:: Exercise ::
Report all lines from the entries below in which "circle" appears.

:: The records ::
»»

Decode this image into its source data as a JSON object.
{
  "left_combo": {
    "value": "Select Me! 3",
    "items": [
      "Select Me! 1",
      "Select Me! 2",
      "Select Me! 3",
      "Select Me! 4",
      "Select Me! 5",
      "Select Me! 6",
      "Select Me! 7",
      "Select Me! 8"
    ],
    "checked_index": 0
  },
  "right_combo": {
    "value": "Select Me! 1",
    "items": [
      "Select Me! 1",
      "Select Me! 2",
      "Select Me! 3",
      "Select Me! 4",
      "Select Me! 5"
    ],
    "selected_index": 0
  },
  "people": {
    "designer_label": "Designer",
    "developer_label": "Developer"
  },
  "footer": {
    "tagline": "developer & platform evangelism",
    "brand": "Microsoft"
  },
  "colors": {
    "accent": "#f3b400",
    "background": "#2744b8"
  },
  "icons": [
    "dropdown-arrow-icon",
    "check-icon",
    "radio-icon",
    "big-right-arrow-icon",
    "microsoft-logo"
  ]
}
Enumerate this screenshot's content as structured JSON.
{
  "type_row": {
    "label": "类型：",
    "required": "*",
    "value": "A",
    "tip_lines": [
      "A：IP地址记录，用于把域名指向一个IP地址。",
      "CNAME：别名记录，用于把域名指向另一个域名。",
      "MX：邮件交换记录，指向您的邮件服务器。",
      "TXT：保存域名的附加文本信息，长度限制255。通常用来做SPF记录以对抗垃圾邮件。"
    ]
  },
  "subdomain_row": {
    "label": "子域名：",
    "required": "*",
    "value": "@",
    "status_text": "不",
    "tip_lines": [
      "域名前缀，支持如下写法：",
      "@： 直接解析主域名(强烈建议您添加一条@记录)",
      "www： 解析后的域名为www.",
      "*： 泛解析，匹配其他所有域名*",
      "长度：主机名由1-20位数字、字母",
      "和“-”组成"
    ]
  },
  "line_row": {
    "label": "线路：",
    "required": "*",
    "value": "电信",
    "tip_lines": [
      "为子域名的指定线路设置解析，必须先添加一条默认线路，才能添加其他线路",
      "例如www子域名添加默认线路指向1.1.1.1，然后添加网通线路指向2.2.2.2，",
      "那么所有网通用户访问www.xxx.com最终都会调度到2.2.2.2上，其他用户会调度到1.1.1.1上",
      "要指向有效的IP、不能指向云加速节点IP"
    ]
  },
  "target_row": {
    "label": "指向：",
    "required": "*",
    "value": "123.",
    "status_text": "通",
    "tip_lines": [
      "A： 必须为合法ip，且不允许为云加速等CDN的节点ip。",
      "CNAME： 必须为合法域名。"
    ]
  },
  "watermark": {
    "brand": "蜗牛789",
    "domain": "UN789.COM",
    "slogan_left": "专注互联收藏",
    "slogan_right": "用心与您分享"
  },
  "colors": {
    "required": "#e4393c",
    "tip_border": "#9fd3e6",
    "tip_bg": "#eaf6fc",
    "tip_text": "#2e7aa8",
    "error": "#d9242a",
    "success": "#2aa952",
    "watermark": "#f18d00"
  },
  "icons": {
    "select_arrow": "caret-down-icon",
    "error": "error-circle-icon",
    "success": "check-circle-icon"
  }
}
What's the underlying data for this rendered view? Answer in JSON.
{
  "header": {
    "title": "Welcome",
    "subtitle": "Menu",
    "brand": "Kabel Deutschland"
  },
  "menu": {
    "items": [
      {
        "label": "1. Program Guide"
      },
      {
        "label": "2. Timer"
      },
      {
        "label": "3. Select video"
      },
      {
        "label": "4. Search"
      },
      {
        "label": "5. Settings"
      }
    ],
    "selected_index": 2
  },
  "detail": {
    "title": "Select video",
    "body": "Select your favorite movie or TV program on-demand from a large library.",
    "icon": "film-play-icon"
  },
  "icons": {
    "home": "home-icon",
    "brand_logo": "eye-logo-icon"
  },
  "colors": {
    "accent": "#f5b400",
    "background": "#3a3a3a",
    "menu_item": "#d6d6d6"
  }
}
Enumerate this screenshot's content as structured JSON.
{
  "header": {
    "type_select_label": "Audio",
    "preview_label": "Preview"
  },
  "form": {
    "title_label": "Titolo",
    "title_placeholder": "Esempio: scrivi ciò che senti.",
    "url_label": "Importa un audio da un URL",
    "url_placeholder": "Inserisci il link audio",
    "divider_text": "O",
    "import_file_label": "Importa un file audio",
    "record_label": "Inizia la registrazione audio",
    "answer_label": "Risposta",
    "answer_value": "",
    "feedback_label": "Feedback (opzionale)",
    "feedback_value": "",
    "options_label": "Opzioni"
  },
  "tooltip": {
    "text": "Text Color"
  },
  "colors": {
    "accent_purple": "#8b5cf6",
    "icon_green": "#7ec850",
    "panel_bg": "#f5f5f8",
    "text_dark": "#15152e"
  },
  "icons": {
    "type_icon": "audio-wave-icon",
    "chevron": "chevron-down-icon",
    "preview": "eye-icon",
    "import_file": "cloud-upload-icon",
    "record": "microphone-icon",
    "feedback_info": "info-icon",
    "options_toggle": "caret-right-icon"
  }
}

««

:: Response ::
    "error": "error-circle-icon",
    "success": "check-circle-icon"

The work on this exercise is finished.